• **Saved entries**
□ □ □ □ □

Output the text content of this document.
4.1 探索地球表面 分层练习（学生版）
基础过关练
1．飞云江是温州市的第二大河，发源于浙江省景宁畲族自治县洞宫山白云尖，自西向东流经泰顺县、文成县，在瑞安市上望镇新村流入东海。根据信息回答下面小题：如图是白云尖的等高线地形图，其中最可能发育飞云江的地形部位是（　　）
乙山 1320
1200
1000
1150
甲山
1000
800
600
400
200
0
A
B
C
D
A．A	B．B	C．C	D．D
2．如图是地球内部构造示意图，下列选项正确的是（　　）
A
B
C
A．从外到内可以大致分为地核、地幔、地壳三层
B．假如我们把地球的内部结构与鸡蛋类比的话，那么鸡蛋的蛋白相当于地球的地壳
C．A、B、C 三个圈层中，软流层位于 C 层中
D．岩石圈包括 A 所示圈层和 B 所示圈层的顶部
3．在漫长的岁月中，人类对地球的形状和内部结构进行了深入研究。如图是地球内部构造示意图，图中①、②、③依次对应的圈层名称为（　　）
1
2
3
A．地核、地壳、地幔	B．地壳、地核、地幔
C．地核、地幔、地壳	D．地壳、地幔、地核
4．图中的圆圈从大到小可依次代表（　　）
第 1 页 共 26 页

□ □ □ □ □

Reproduce the records above exactly as they appear.

• **REPLY**
Output the text content of this document.
4.1 探索地球表面 分层练习（学生版）
基础过关练
1．飞云江是温州市的第二大河，发源于浙江省景宁畲族自治县洞宫山白云尖，自西向东流经泰顺县、文成县，在瑞安市上望镇新村流入东海。根据信息回答下面小题：如图是白云尖的等高线地形图，其中最可能发育飞云江的地形部位是（　　）
乙山 1320
1200
1000
1150
甲山
1000
800
600
400
200
0
A
B
C
D
A．A	B．B	C．C	D．D
2．如图是地球内部构造示意图，下列选项正确的是（　　）
A
B
C
A．从外到内可以大致分为地核、地幔、地壳三层
B．假如我们把地球的内部结构与鸡蛋类比的话，那么鸡蛋的蛋白相当于地球的地壳
C．A、B、C 三个圈层中，软流层位于 C 层中
D．岩石圈包括 A 所示圈层和 B 所示圈层的顶部
3．在漫长的岁月中，人类对地球的形状和内部结构进行了深入研究。如图是地球内部构造示意图，图中①、②、③依次对应的圈层名称为（　　）
1
2
3
A．地核、地壳、地幔	B．地壳、地核、地幔
C．地核、地幔、地壳	D．地壳、地幔、地核
4．图中的圆圈从大到小可依次代表（　　）
第 1 页 共 26 页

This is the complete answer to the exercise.